• Exercise inputs:
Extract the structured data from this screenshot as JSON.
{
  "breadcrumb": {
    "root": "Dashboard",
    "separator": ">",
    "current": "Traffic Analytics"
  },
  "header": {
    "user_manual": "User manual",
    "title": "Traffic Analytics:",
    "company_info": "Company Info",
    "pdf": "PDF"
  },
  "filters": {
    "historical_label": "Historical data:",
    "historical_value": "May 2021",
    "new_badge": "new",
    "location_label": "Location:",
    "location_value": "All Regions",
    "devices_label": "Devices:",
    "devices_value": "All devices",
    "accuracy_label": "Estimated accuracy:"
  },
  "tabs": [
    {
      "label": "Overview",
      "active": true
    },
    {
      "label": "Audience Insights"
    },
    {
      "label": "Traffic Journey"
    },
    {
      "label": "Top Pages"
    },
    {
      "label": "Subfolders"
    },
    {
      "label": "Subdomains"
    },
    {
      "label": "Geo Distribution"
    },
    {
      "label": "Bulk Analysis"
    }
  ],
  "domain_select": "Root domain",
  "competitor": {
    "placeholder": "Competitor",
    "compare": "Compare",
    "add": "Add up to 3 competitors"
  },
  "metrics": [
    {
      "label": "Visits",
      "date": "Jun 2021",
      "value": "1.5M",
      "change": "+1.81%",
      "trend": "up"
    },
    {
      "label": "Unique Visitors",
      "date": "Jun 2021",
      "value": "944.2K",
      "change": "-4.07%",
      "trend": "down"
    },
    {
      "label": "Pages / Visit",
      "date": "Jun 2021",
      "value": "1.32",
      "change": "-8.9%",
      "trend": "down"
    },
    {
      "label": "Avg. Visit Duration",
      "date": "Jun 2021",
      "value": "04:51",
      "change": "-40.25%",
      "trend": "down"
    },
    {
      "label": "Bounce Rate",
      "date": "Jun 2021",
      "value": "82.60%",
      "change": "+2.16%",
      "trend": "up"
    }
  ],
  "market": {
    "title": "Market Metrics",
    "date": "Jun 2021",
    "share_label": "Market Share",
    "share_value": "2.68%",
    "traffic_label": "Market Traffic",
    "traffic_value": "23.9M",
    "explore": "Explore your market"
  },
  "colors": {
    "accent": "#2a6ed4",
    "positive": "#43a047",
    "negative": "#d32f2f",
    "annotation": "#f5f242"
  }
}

• Exercise task:
Print every entry exactly as it appears.

• Exercise answer:
Extract the structured data from this screenshot as JSON.
{
  "breadcrumb": {
    "root": "Dashboard",
    "separator": ">",
    "current": "Traffic Analytics"
  },
  "header": {
    "user_manual": "User manual",
    "title": "Traffic Analytics:",
    "company_info": "Company Info",
    "pdf": "PDF"
  },
  "filters": {
    "historical_label": "Historical data:",
    "historical_value": "May 2021",
    "new_badge": "new",
    "location_label": "Location:",
    "location_value": "All Regions",
    "devices_label": "Devices:",
    "devices_value": "All devices",
    "accuracy_label": "Estimated accuracy:"
  },
  "tabs": [
    {
      "label": "Overview",
      "active": true
    },
    {
      "label": "Audience Insights"
    },
    {
      "label": "Traffic Journey"
    },
    {
      "label": "Top Pages"
    },
    {
      "label": "Subfolders"
    },
    {
      "label": "Subdomains"
    },
    {
      "label": "Geo Distribution"
    },
    {
      "label": "Bulk Analysis"
    }
  ],
  "domain_select": "Root domain",
  "competitor": {
    "placeholder": "Competitor",
    "compare": "Compare",
    "add": "Add up to 3 competitors"
  },
  "metrics": [
    {
      "label": "Visits",
      "date": "Jun 2021",
      "value": "1.5M",
      "change": "+1.81%",
      "trend": "up"
    },
    {
      "label": "Unique Visitors",
      "date": "Jun 2021",
      "value": "944.2K",
      "change": "-4.07%",
      "trend": "down"
    },
    {
      "label": "Pages / Visit",
      "date": "Jun 2021",
      "value": "1.32",
      "change": "-8.9%",
      "trend": "down"
    },
    {
      "label": "Avg. Visit Duration",
      "date": "Jun 2021",
      "value": "04:51",
      "change": "-40.25%",
      "trend": "down"
    },
    {
      "label": "Bounce Rate",
      "date": "Jun 2021",
      "value": "82.60%",
      "change": "+2.16%",
      "trend": "up"
    }
  ],
  "market": {
    "title": "Market Metrics",
    "date": "Jun 2021",
    "share_label": "Market Share",
    "share_value": "2.68%",
    "traffic_label": "Market Traffic",
    "traffic_value": "23.9M",
    "explore": "Explore your market"
  },
  "colors": {
    "accent": "#2a6ed4",
    "positive": "#43a047",
    "negative": "#d32f2f",
    "annotation": "#f5f242"
  }
}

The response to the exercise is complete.